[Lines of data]
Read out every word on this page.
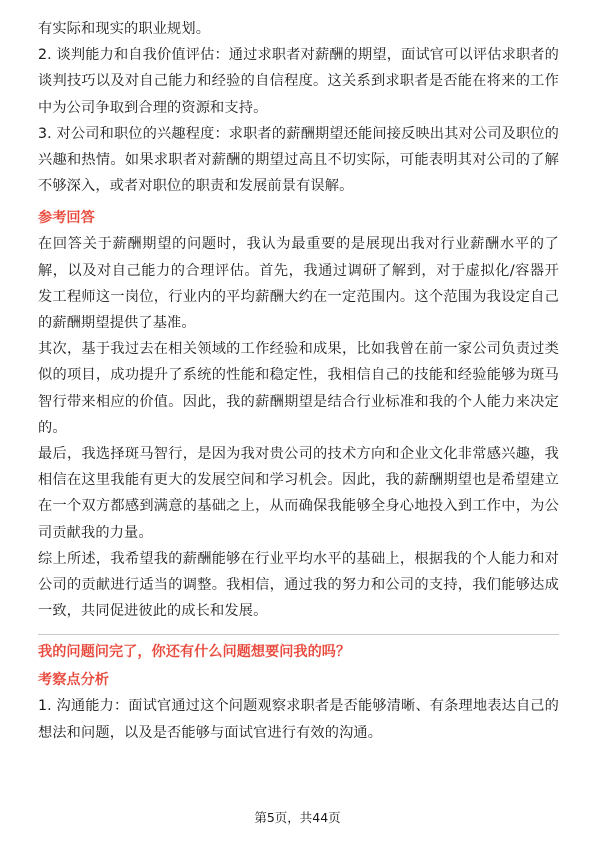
有实际和现实的职业规划。

2. 谈判能力和自我价值评估：通过求职者对薪酬的期望，面试官可以评估求职者的谈判技巧以及对自己能力和经验的自信程度。这关系到求职者是否能在将来的工作中为公司争取到合理的资源和支持。

3. 对公司和职位的兴趣程度：求职者的薪酬期望还能间接反映出其对公司及职位的兴趣和热情。如果求职者对薪酬的期望过高且不切实际，可能表明其对公司的了解不够深入，或者对职位的职责和发展前景有误解。

参考回答

在回答关于薪酬期望的问题时，我认为最重要的是展现出我对行业薪酬水平的了解，以及对自己能力的合理评估。首先，我通过调研了解到，对于虚拟化/容器开发工程师这一岗位，行业内的平均薪酬大约在一定范围内。这个范围为我设定自己的薪酬期望提供了基准。

其次，基于我过去在相关领域的工作经验和成果，比如我曾在前一家公司负责过类似的项目，成功提升了系统的性能和稳定性，我相信自己的技能和经验能够为斑马智行带来相应的价值。因此，我的薪酬期望是结合行业标准和我的个人能力来决定的。

最后，我选择斑马智行，是因为我对贵公司的技术方向和企业文化非常感兴趣，我相信在这里我能有更大的发展空间和学习机会。因此，我的薪酬期望也是希望建立在一个双方都感到满意的基础之上，从而确保我能够全身心地投入到工作中，为公司贡献我的力量。

综上所述，我希望我的薪酬能够在行业平均水平的基础上，根据我的个人能力和对公司的贡献进行适当的调整。我相信，通过我的努力和公司的支持，我们能够达成一致，共同促进彼此的成长和发展。

我的问题问完了，你还有什么问题想要问我的吗？

考察点分析

1. 沟通能力：面试官通过这个问题观察求职者是否能够清晰、有条理地表达自己的想法和问题，以及是否能够与面试官进行有效的沟通。

第5页，共44页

| WHAT YOU HAVE TO DO |
Copy the listing word for word, excluding its pictures.

| SOLUTION FOR THIS EXERCISE |
Read out every word on this page.
有实际和现实的职业规划。

2. 谈判能力和自我价值评估：通过求职者对薪酬的期望，面试官可以评估求职者的谈判技巧以及对自己能力和经验的自信程度。这关系到求职者是否能在将来的工作中为公司争取到合理的资源和支持。

3. 对公司和职位的兴趣程度：求职者的薪酬期望还能间接反映出其对公司及职位的兴趣和热情。如果求职者对薪酬的期望过高且不切实际，可能表明其对公司的了解不够深入，或者对职位的职责和发展前景有误解。

参考回答

在回答关于薪酬期望的问题时，我认为最重要的是展现出我对行业薪酬水平的了解，以及对自己能力的合理评估。首先，我通过调研了解到，对于虚拟化/容器开发工程师这一岗位，行业内的平均薪酬大约在一定范围内。这个范围为我设定自己的薪酬期望提供了基准。

其次，基于我过去在相关领域的工作经验和成果，比如我曾在前一家公司负责过类似的项目，成功提升了系统的性能和稳定性，我相信自己的技能和经验能够为斑马智行带来相应的价值。因此，我的薪酬期望是结合行业标准和我的个人能力来决定的。

最后，我选择斑马智行，是因为我对贵公司的技术方向和企业文化非常感兴趣，我相信在这里我能有更大的发展空间和学习机会。因此，我的薪酬期望也是希望建立在一个双方都感到满意的基础之上，从而确保我能够全身心地投入到工作中，为公司贡献我的力量。

综上所述，我希望我的薪酬能够在行业平均水平的基础上，根据我的个人能力和对公司的贡献进行适当的调整。我相信，通过我的努力和公司的支持，我们能够达成一致，共同促进彼此的成长和发展。

我的问题问完了，你还有什么问题想要问我的吗？

考察点分析

1. 沟通能力：面试官通过这个问题观察求职者是否能够清晰、有条理地表达自己的想法和问题，以及是否能够与面试官进行有效的沟通。

第5页，共44页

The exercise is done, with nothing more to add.